| Data shown |

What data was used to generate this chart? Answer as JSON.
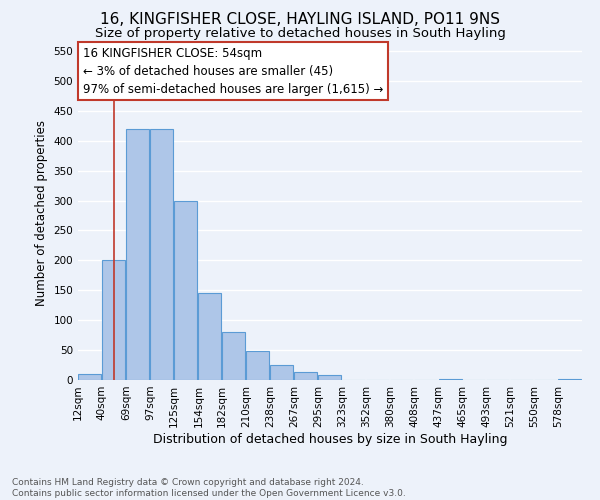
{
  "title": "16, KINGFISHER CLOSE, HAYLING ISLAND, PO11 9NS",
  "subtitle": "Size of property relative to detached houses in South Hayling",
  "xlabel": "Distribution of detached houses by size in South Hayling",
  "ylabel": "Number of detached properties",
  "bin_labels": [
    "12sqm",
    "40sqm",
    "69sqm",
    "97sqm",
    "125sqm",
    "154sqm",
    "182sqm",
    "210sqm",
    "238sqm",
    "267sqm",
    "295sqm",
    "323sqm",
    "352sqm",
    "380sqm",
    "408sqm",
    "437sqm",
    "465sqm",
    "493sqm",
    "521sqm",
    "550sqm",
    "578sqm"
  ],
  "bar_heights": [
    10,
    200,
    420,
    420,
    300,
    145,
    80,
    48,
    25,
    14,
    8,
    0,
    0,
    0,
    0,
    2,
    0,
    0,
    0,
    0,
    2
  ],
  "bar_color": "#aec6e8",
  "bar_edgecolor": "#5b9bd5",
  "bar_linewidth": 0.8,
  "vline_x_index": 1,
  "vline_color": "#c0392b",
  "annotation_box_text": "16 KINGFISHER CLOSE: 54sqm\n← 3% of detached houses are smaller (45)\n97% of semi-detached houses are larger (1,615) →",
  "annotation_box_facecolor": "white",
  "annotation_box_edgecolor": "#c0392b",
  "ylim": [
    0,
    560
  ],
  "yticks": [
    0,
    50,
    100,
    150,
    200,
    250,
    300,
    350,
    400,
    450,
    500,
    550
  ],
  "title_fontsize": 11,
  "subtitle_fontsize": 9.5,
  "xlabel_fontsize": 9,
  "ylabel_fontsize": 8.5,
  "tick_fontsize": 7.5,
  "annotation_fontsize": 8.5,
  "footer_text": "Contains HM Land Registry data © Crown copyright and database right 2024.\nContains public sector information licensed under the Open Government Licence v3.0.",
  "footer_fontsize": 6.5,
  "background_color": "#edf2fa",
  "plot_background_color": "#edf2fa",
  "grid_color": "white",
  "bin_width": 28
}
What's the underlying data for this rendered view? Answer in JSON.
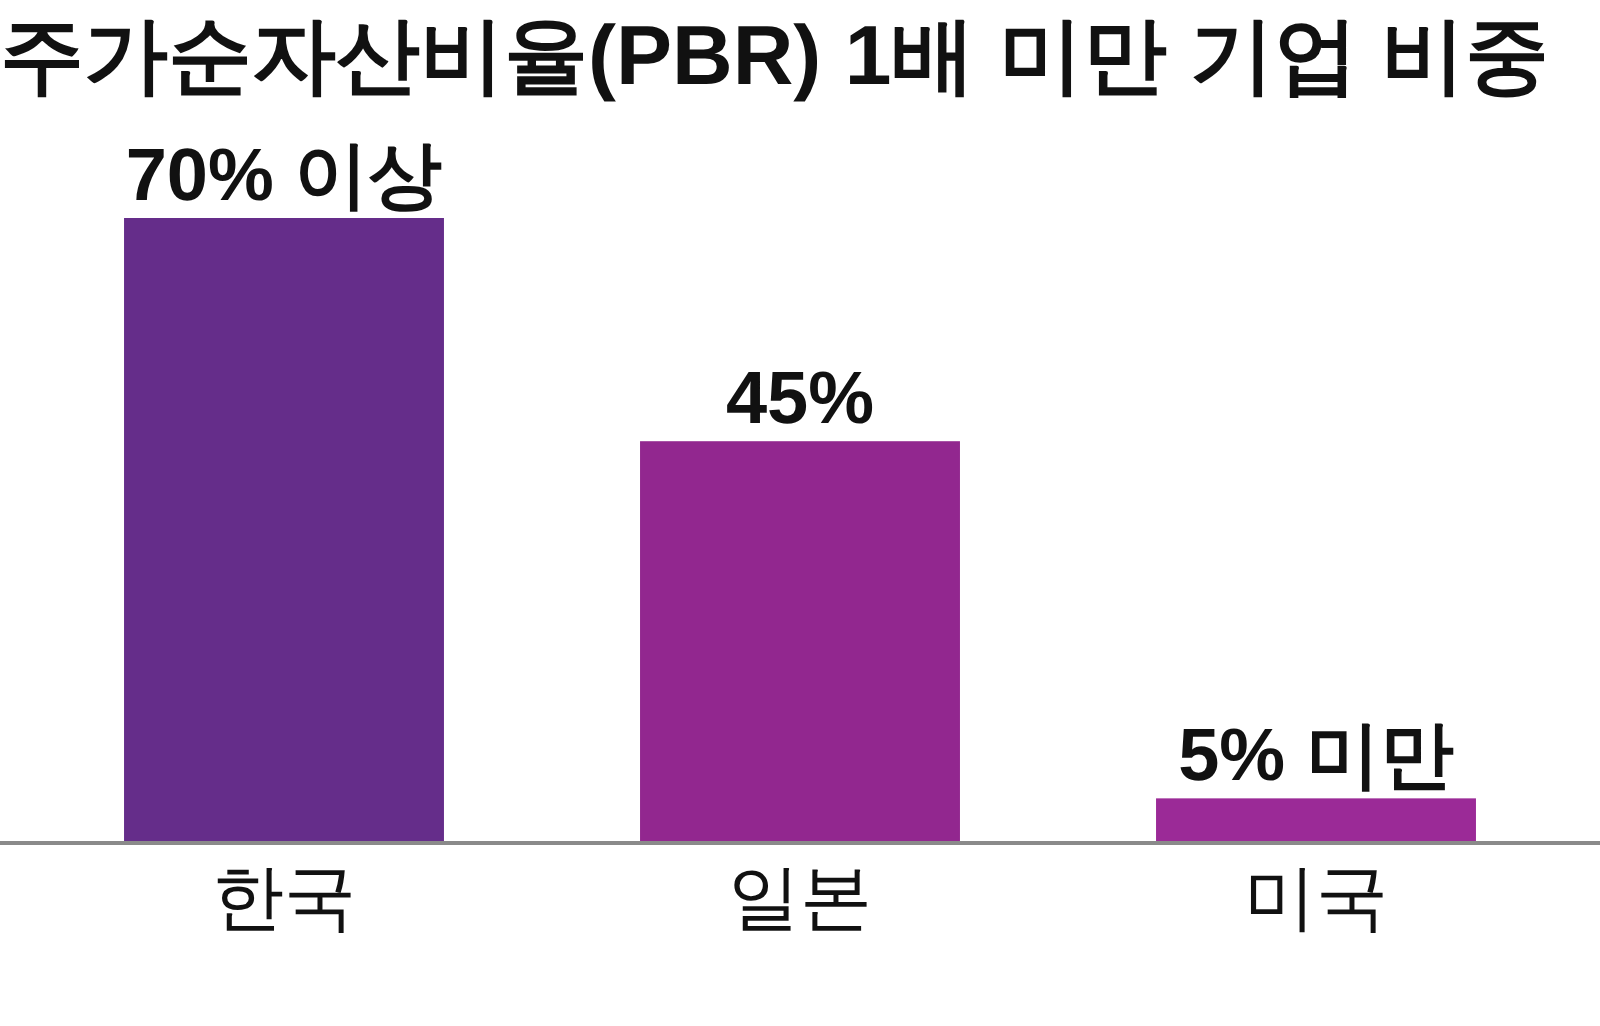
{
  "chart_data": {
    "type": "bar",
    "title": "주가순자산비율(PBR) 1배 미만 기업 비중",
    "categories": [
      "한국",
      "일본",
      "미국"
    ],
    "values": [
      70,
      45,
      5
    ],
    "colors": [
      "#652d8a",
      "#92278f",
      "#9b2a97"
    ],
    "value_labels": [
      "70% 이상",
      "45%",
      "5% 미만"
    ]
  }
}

| Aim |
Exactly reproduce the lines beginning at the one that contains "What's the underlying" and ending at the final line of the material, with the pictures left out.

| Result of this task |
What's the underlying data for this rendered view? Answer in JSON.
{
  "chart_data": {
    "type": "bar",
    "title": "주가순자산비율(PBR) 1배 미만 기업 비중",
    "categories": [
      "한국",
      "일본",
      "미국"
    ],
    "values": [
      70,
      45,
      5
    ],
    "colors": [
      "#652d8a",
      "#92278f",
      "#9b2a97"
    ],
    "value_labels": [
      "70% 이상",
      "45%",
      "5% 미만"
    ]
  }
}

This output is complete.